• Exercise details: Write out every line of the material exactly as it appears.

• The data:

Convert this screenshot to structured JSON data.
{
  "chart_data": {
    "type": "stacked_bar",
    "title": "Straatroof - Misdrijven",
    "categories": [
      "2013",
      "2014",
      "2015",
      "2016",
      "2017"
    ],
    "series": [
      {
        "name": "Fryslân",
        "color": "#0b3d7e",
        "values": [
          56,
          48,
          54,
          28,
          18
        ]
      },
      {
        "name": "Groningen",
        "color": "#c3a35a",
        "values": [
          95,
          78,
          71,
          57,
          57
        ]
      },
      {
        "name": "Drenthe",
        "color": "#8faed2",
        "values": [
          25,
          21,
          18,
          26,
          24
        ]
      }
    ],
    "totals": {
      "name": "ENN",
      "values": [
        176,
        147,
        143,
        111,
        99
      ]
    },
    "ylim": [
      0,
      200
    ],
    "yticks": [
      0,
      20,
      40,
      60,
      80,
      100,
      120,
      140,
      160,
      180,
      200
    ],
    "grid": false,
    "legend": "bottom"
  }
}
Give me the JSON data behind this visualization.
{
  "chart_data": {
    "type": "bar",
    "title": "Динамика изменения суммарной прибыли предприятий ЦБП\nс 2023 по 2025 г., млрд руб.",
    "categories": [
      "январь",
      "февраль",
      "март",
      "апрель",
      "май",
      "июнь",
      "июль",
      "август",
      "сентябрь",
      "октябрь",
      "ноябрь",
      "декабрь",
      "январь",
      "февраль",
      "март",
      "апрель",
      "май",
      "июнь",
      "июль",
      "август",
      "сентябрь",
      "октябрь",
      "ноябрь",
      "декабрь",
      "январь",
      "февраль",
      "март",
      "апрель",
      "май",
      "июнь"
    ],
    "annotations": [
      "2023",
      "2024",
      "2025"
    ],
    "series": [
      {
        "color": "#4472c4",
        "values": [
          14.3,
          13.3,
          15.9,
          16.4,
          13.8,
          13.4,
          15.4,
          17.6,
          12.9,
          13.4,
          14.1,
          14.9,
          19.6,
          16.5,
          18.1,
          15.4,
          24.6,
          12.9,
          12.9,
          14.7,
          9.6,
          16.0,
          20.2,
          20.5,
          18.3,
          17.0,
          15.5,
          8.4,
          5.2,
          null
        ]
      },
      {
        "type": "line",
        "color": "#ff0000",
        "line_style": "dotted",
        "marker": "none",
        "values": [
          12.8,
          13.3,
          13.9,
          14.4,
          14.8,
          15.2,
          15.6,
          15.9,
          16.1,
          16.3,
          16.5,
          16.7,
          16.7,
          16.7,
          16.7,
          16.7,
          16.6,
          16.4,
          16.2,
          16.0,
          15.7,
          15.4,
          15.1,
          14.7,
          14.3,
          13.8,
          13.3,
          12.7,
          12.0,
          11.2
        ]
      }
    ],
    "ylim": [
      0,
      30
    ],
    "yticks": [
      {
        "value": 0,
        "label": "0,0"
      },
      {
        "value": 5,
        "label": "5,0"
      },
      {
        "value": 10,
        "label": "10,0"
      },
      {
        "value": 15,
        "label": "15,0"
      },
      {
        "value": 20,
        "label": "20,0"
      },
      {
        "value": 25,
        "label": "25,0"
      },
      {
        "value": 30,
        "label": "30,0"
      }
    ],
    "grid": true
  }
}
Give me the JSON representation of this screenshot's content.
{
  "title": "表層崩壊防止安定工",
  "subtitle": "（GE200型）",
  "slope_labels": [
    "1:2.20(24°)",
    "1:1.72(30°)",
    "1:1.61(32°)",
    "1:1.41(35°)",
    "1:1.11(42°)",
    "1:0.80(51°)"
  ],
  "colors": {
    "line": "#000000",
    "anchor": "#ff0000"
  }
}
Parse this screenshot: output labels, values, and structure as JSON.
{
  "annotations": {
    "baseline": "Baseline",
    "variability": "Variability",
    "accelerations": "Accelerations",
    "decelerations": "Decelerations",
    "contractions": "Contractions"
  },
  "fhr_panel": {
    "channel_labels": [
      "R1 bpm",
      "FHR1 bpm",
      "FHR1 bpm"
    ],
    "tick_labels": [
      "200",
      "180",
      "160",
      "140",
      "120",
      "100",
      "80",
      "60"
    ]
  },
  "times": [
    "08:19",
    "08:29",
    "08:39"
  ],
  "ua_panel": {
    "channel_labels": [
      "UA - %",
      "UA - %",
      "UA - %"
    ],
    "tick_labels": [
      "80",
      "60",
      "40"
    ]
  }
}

• Solved problem:
Convert this screenshot to structured JSON data.
{
  "chart_data": {
    "type": "stacked_bar",
    "title": "Straatroof - Misdrijven",
    "categories": [
      "2013",
      "2014",
      "2015",
      "2016",
      "2017"
    ],
    "series": [
      {
        "name": "Fryslân",
        "color": "#0b3d7e",
        "values": [
          56,
          48,
          54,
          28,
          18
        ]
      },
      {
        "name": "Groningen",
        "color": "#c3a35a",
        "values": [
          95,
          78,
          71,
          57,
          57
        ]
      },
      {
        "name": "Drenthe",
        "color": "#8faed2",
        "values": [
          25,
          21,
          18,
          26,
          24
        ]
      }
    ],
    "totals": {
      "name": "ENN",
      "values": [
        176,
        147,
        143,
        111,
        99
      ]
    },
    "ylim": [
      0,
      200
    ],
    "yticks": [
      0,
      20,
      40,
      60,
      80,
      100,
      120,
      140,
      160,
      180,
      200
    ],
    "grid": false,
    "legend": "bottom"
  }
}
Give me the JSON data behind this visualization.
{
  "chart_data": {
    "type": "bar",
    "title": "Динамика изменения суммарной прибыли предприятий ЦБП\nс 2023 по 2025 г., млрд руб.",
    "categories": [
      "январь",
      "февраль",
      "март",
      "апрель",
      "май",
      "июнь",
      "июль",
      "август",
      "сентябрь",
      "октябрь",
      "ноябрь",
      "декабрь",
      "январь",
      "февраль",
      "март",
      "апрель",
      "май",
      "июнь",
      "июль",
      "август",
      "сентябрь",
      "октябрь",
      "ноябрь",
      "декабрь",
      "январь",
      "февраль",
      "март",
      "апрель",
      "май",
      "июнь"
    ],
    "annotations": [
      "2023",
      "2024",
      "2025"
    ],
    "series": [
      {
        "color": "#4472c4",
        "values": [
          14.3,
          13.3,
          15.9,
          16.4,
          13.8,
          13.4,
          15.4,
          17.6,
          12.9,
          13.4,
          14.1,
          14.9,
          19.6,
          16.5,
          18.1,
          15.4,
          24.6,
          12.9,
          12.9,
          14.7,
          9.6,
          16.0,
          20.2,
          20.5,
          18.3,
          17.0,
          15.5,
          8.4,
          5.2,
          null
        ]
      },
      {
        "type": "line",
        "color": "#ff0000",
        "line_style": "dotted",
        "marker": "none",
        "values": [
          12.8,
          13.3,
          13.9,
          14.4,
          14.8,
          15.2,
          15.6,
          15.9,
          16.1,
          16.3,
          16.5,
          16.7,
          16.7,
          16.7,
          16.7,
          16.7,
          16.6,
          16.4,
          16.2,
          16.0,
          15.7,
          15.4,
          15.1,
          14.7,
          14.3,
          13.8,
          13.3,
          12.7,
          12.0,
          11.2
        ]
      }
    ],
    "ylim": [
      0,
      30
    ],
    "yticks": [
      {
        "value": 0,
        "label": "0,0"
      },
      {
        "value": 5,
        "label": "5,0"
      },
      {
        "value": 10,
        "label": "10,0"
      },
      {
        "value": 15,
        "label": "15,0"
      },
      {
        "value": 20,
        "label": "20,0"
      },
      {
        "value": 25,
        "label": "25,0"
      },
      {
        "value": 30,
        "label": "30,0"
      }
    ],
    "grid": true
  }
}
Give me the JSON representation of this screenshot's content.
{
  "title": "表層崩壊防止安定工",
  "subtitle": "（GE200型）",
  "slope_labels": [
    "1:2.20(24°)",
    "1:1.72(30°)",
    "1:1.61(32°)",
    "1:1.41(35°)",
    "1:1.11(42°)",
    "1:0.80(51°)"
  ],
  "colors": {
    "line": "#000000",
    "anchor": "#ff0000"
  }
}
Parse this screenshot: output labels, values, and structure as JSON.
{
  "annotations": {
    "baseline": "Baseline",
    "variability": "Variability",
    "accelerations": "Accelerations",
    "decelerations": "Decelerations",
    "contractions": "Contractions"
  },
  "fhr_panel": {
    "channel_labels": [
      "R1 bpm",
      "FHR1 bpm",
      "FHR1 bpm"
    ],
    "tick_labels": [
      "200",
      "180",
      "160",
      "140",
      "120",
      "100",
      "80",
      "60"
    ]
  },
  "times": [
    "08:19",
    "08:29",
    "08:39"
  ],
  "ua_panel": {
    "channel_labels": [
      "UA - %",
      "UA - %",
      "UA - %"
    ],
    "tick_labels": [
      "80",
      "60",
      "40"
    ]
  }
}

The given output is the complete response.